━━━ Stored data
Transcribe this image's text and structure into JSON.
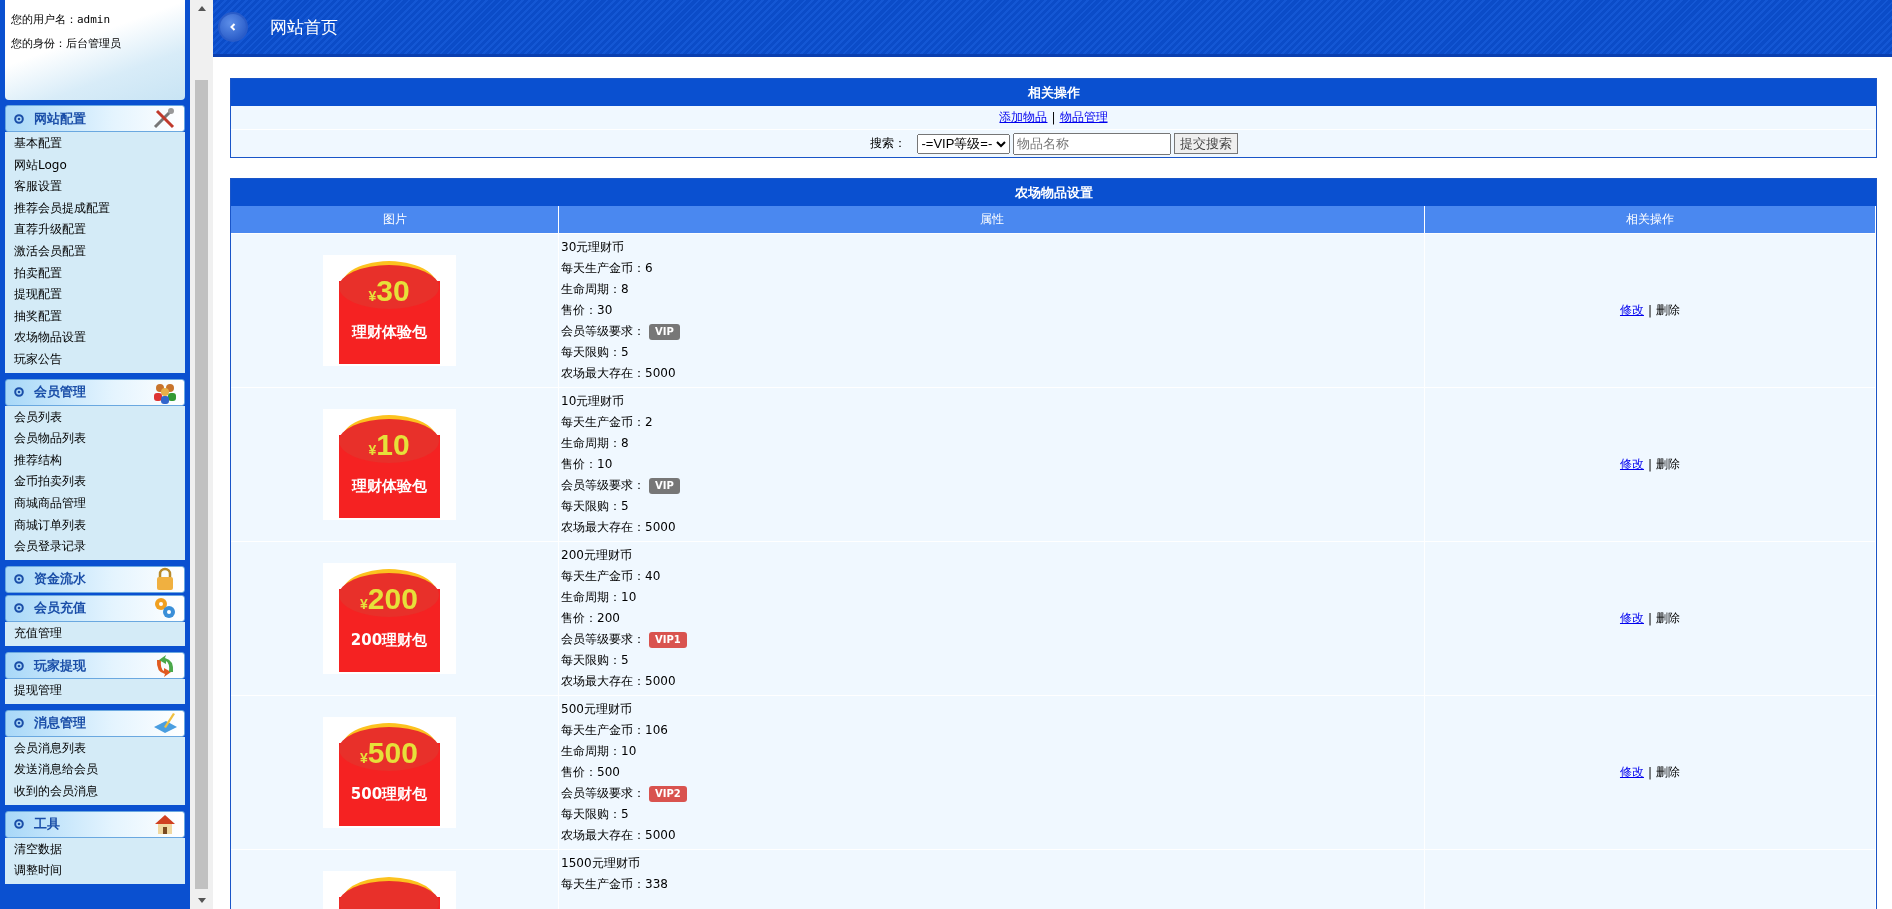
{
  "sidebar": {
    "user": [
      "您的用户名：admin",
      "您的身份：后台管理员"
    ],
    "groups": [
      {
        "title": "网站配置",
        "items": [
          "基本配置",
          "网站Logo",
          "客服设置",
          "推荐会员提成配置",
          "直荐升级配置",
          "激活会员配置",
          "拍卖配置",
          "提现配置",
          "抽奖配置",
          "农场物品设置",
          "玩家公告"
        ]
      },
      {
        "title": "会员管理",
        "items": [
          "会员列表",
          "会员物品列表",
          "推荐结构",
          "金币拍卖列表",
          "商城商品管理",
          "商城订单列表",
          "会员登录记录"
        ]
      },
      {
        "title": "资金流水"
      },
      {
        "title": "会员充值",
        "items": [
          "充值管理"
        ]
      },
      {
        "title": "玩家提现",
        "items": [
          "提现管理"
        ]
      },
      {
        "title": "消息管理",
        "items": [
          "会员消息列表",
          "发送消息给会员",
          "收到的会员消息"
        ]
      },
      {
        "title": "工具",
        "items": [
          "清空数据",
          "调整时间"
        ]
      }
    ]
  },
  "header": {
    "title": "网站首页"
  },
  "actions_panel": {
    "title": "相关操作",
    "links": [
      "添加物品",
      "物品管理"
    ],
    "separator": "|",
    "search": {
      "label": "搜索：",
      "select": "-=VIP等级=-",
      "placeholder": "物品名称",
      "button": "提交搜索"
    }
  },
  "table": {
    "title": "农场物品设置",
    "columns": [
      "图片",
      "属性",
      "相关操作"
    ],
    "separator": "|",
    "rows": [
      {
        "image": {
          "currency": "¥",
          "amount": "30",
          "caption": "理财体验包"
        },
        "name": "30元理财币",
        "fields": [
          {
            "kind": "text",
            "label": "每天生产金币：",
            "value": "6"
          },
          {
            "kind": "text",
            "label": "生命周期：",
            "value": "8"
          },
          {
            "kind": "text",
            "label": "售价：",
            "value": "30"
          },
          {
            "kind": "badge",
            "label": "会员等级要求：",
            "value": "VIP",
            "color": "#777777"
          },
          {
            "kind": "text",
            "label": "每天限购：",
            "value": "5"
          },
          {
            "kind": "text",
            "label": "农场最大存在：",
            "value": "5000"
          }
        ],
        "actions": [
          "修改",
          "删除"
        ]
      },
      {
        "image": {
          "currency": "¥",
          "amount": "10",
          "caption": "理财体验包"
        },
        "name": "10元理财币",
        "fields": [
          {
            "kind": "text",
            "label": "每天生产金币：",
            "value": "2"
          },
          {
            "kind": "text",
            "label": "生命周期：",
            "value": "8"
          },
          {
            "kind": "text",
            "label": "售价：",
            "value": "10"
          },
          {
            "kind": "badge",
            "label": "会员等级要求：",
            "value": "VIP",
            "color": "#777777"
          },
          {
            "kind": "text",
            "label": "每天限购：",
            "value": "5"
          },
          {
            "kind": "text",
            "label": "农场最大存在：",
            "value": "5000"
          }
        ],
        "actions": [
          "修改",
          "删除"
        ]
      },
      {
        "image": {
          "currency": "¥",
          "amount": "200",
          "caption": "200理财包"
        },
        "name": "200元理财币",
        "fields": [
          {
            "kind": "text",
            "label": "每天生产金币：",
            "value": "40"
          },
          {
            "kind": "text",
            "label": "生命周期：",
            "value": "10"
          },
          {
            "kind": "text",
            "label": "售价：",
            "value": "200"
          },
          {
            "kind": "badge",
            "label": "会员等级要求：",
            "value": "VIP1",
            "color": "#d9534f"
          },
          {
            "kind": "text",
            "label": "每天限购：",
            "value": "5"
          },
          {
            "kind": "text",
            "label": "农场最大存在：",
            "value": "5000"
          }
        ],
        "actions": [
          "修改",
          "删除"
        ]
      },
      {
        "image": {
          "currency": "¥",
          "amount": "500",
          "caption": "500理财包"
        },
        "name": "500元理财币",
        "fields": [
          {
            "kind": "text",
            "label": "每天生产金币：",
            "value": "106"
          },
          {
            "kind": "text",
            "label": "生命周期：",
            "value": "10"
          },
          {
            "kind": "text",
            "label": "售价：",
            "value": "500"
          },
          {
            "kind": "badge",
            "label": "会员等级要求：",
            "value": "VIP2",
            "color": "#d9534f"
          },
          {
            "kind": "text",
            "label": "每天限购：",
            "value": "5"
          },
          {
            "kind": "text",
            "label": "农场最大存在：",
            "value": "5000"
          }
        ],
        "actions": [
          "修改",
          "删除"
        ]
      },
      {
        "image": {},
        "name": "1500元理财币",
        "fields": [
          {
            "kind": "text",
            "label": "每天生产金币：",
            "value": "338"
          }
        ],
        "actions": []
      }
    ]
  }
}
━━━━━━
Exercise details:
Give the data above again in full and unchanged, skipping the pictures.

Result for this exercise:
Transcribe this image's text and structure into JSON.
{
  "sidebar": {
    "user": [
      "您的用户名：admin",
      "您的身份：后台管理员"
    ],
    "groups": [
      {
        "title": "网站配置",
        "items": [
          "基本配置",
          "网站Logo",
          "客服设置",
          "推荐会员提成配置",
          "直荐升级配置",
          "激活会员配置",
          "拍卖配置",
          "提现配置",
          "抽奖配置",
          "农场物品设置",
          "玩家公告"
        ]
      },
      {
        "title": "会员管理",
        "items": [
          "会员列表",
          "会员物品列表",
          "推荐结构",
          "金币拍卖列表",
          "商城商品管理",
          "商城订单列表",
          "会员登录记录"
        ]
      },
      {
        "title": "资金流水"
      },
      {
        "title": "会员充值",
        "items": [
          "充值管理"
        ]
      },
      {
        "title": "玩家提现",
        "items": [
          "提现管理"
        ]
      },
      {
        "title": "消息管理",
        "items": [
          "会员消息列表",
          "发送消息给会员",
          "收到的会员消息"
        ]
      },
      {
        "title": "工具",
        "items": [
          "清空数据",
          "调整时间"
        ]
      }
    ]
  },
  "header": {
    "title": "网站首页"
  },
  "actions_panel": {
    "title": "相关操作",
    "links": [
      "添加物品",
      "物品管理"
    ],
    "separator": "|",
    "search": {
      "label": "搜索：",
      "select": "-=VIP等级=-",
      "placeholder": "物品名称",
      "button": "提交搜索"
    }
  },
  "table": {
    "title": "农场物品设置",
    "columns": [
      "图片",
      "属性",
      "相关操作"
    ],
    "separator": "|",
    "rows": [
      {
        "image": {
          "currency": "¥",
          "amount": "30",
          "caption": "理财体验包"
        },
        "name": "30元理财币",
        "fields": [
          {
            "kind": "text",
            "label": "每天生产金币：",
            "value": "6"
          },
          {
            "kind": "text",
            "label": "生命周期：",
            "value": "8"
          },
          {
            "kind": "text",
            "label": "售价：",
            "value": "30"
          },
          {
            "kind": "badge",
            "label": "会员等级要求：",
            "value": "VIP",
            "color": "#777777"
          },
          {
            "kind": "text",
            "label": "每天限购：",
            "value": "5"
          },
          {
            "kind": "text",
            "label": "农场最大存在：",
            "value": "5000"
          }
        ],
        "actions": [
          "修改",
          "删除"
        ]
      },
      {
        "image": {
          "currency": "¥",
          "amount": "10",
          "caption": "理财体验包"
        },
        "name": "10元理财币",
        "fields": [
          {
            "kind": "text",
            "label": "每天生产金币：",
            "value": "2"
          },
          {
            "kind": "text",
            "label": "生命周期：",
            "value": "8"
          },
          {
            "kind": "text",
            "label": "售价：",
            "value": "10"
          },
          {
            "kind": "badge",
            "label": "会员等级要求：",
            "value": "VIP",
            "color": "#777777"
          },
          {
            "kind": "text",
            "label": "每天限购：",
            "value": "5"
          },
          {
            "kind": "text",
            "label": "农场最大存在：",
            "value": "5000"
          }
        ],
        "actions": [
          "修改",
          "删除"
        ]
      },
      {
        "image": {
          "currency": "¥",
          "amount": "200",
          "caption": "200理财包"
        },
        "name": "200元理财币",
        "fields": [
          {
            "kind": "text",
            "label": "每天生产金币：",
            "value": "40"
          },
          {
            "kind": "text",
            "label": "生命周期：",
            "value": "10"
          },
          {
            "kind": "text",
            "label": "售价：",
            "value": "200"
          },
          {
            "kind": "badge",
            "label": "会员等级要求：",
            "value": "VIP1",
            "color": "#d9534f"
          },
          {
            "kind": "text",
            "label": "每天限购：",
            "value": "5"
          },
          {
            "kind": "text",
            "label": "农场最大存在：",
            "value": "5000"
          }
        ],
        "actions": [
          "修改",
          "删除"
        ]
      },
      {
        "image": {
          "currency": "¥",
          "amount": "500",
          "caption": "500理财包"
        },
        "name": "500元理财币",
        "fields": [
          {
            "kind": "text",
            "label": "每天生产金币：",
            "value": "106"
          },
          {
            "kind": "text",
            "label": "生命周期：",
            "value": "10"
          },
          {
            "kind": "text",
            "label": "售价：",
            "value": "500"
          },
          {
            "kind": "badge",
            "label": "会员等级要求：",
            "value": "VIP2",
            "color": "#d9534f"
          },
          {
            "kind": "text",
            "label": "每天限购：",
            "value": "5"
          },
          {
            "kind": "text",
            "label": "农场最大存在：",
            "value": "5000"
          }
        ],
        "actions": [
          "修改",
          "删除"
        ]
      },
      {
        "image": {},
        "name": "1500元理财币",
        "fields": [
          {
            "kind": "text",
            "label": "每天生产金币：",
            "value": "338"
          }
        ],
        "actions": []
      }
    ]
  }
}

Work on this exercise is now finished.